[Excerpt from a dataset]
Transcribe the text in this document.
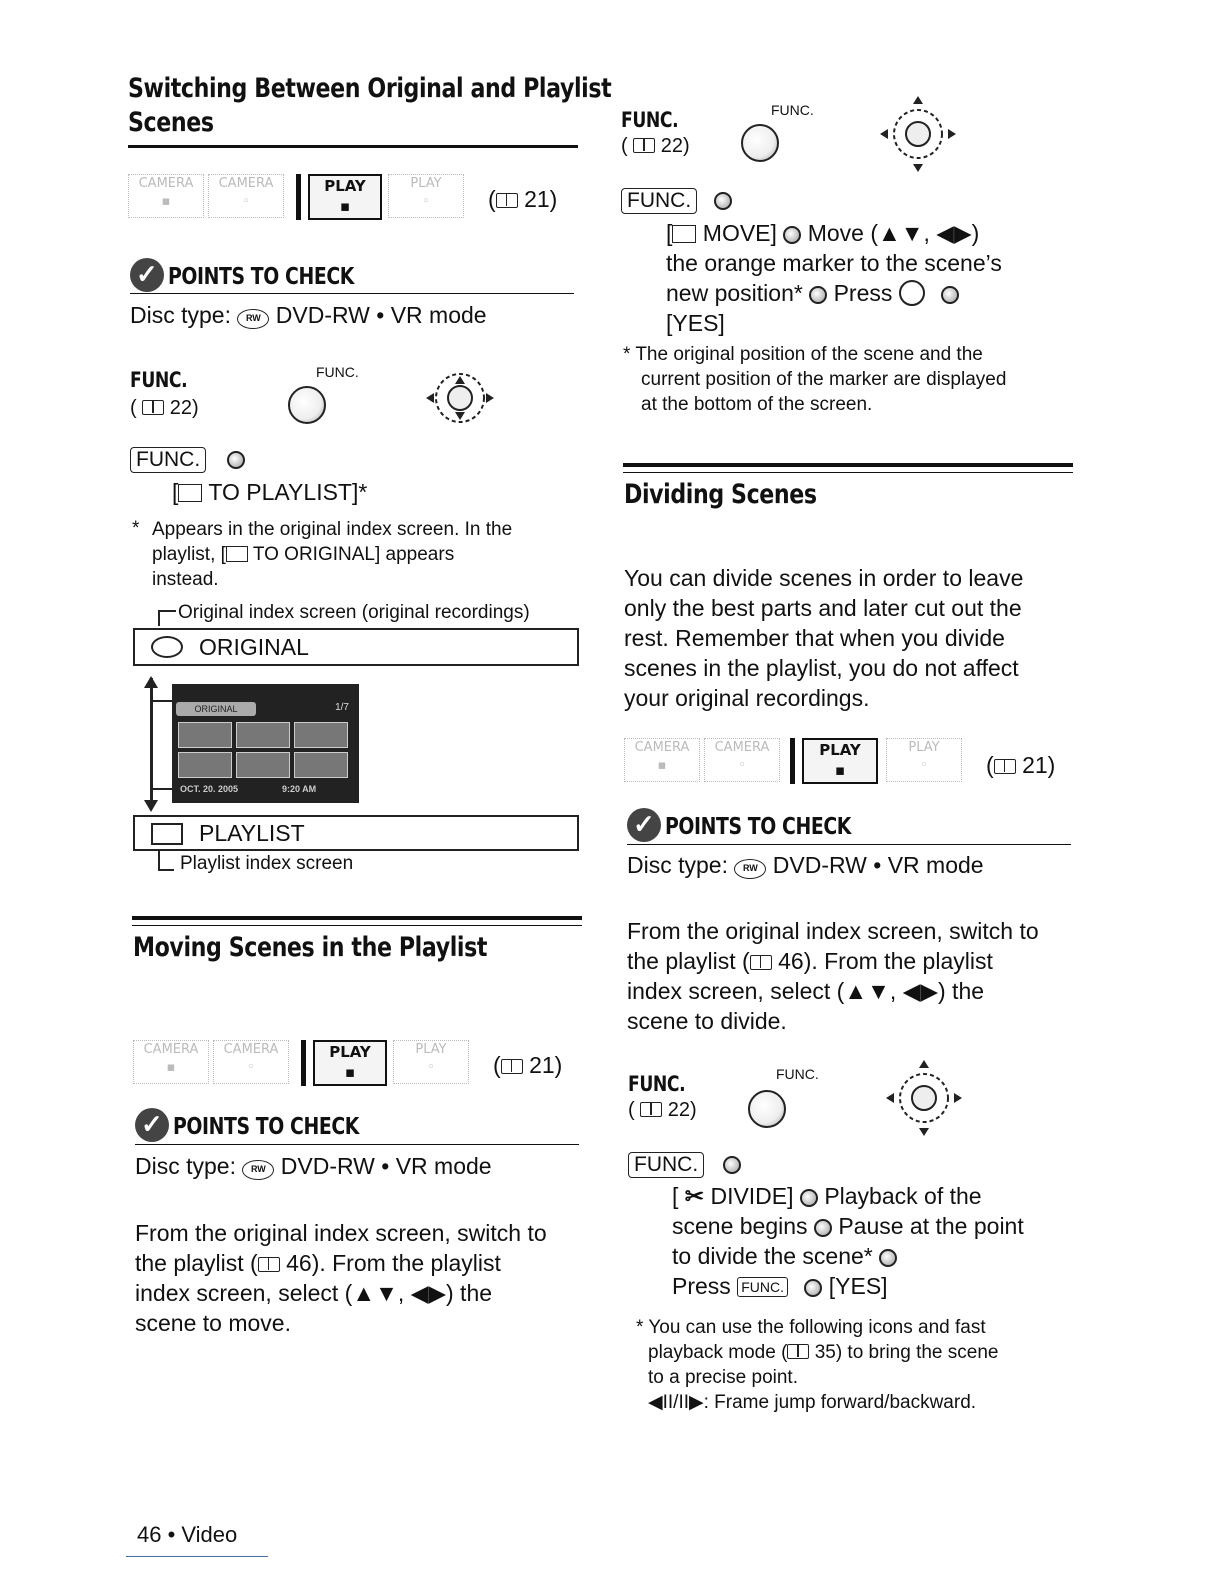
Switching Between Original and Playlist
Scenes
CAMERA
▪
CAMERA
◦
PLAY
▪
PLAY
◦	( 21)
✓ POINTS TO CHECK
Disc type: RW DVD-RW • VR mode
FUNC.
(  22)
FUNC.
FUNC.
[ TO PLAYLIST]*
* Appears in the original index screen. In the
playlist, [ TO ORIGINAL] appears
instead.
Original index screen (original recordings)
ORIGINAL
ORIGINAL	1/7
OCT. 20. 2005	9:20 AM
PLAYLIST
Playlist index screen
Moving Scenes in the Playlist
CAMERA
▪
CAMERA
◦
PLAY
▪
PLAY
◦	( 21)
✓ POINTS TO CHECK
Disc type: RW DVD-RW • VR mode
From the original index screen, switch to
the playlist ( 46). From the playlist
index screen, select (▲▼, ◀▶) the
scene to move.
46 • Video
FUNC.
(  22)
FUNC.
FUNC.
[ MOVE] Move (▲▼, ◀▶)
the orange marker to the scene’s
new position* Press
[YES]
* The original position of the scene and the
current position of the marker are displayed
at the bottom of the screen.
Dividing Scenes
You can divide scenes in order to leave
only the best parts and later cut out the
rest. Remember that when you divide
scenes in the playlist, you do not affect
your original recordings.
CAMERA
▪
CAMERA
◦
PLAY
▪
PLAY
◦	( 21)
✓ POINTS TO CHECK
Disc type: RW DVD-RW • VR mode
From the original index screen, switch to
the playlist ( 46). From the playlist
index screen, select (▲▼, ◀▶) the
scene to divide.
FUNC.
(  22)
FUNC.
FUNC.
[ ✂ DIVIDE] Playback of the
scene begins Pause at the point
to divide the scene*
Press FUNC. [YES]
* You can use the following icons and fast
playback mode ( 35) to bring the scene
to a precise point.
◀II/II▶: Frame jump forward/backward.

# What needs to be done
Return the entries unchanged, save for the pictures, which do not belong in the copy.

# Output for this exercise
Transcribe the text in this document.
Switching Between Original and Playlist
Scenes
CAMERA
▪
CAMERA
◦
PLAY
▪
PLAY
◦	( 21)
✓ POINTS TO CHECK
Disc type: RW DVD-RW • VR mode
FUNC.
(  22)
FUNC.
FUNC.
[ TO PLAYLIST]*
* Appears in the original index screen. In the
playlist, [ TO ORIGINAL] appears
instead.
Original index screen (original recordings)
ORIGINAL
ORIGINAL	1/7
OCT. 20. 2005	9:20 AM
PLAYLIST
Playlist index screen
Moving Scenes in the Playlist
CAMERA
▪
CAMERA
◦
PLAY
▪
PLAY
◦	( 21)
✓ POINTS TO CHECK
Disc type: RW DVD-RW • VR mode
From the original index screen, switch to
the playlist ( 46). From the playlist
index screen, select (▲▼, ◀▶) the
scene to move.
46 • Video
FUNC.
(  22)
FUNC.
FUNC.
[ MOVE] Move (▲▼, ◀▶)
the orange marker to the scene’s
new position* Press
[YES]
* The original position of the scene and the
current position of the marker are displayed
at the bottom of the screen.
Dividing Scenes
You can divide scenes in order to leave
only the best parts and later cut out the
rest. Remember that when you divide
scenes in the playlist, you do not affect
your original recordings.
CAMERA
▪
CAMERA
◦
PLAY
▪
PLAY
◦	( 21)
✓ POINTS TO CHECK
Disc type: RW DVD-RW • VR mode
From the original index screen, switch to
the playlist ( 46). From the playlist
index screen, select (▲▼, ◀▶) the
scene to divide.
FUNC.
(  22)
FUNC.
FUNC.
[ ✂ DIVIDE] Playback of the
scene begins Pause at the point
to divide the scene*
Press FUNC. [YES]
* You can use the following icons and fast
playback mode ( 35) to bring the scene
to a precise point.
◀II/II▶: Frame jump forward/backward.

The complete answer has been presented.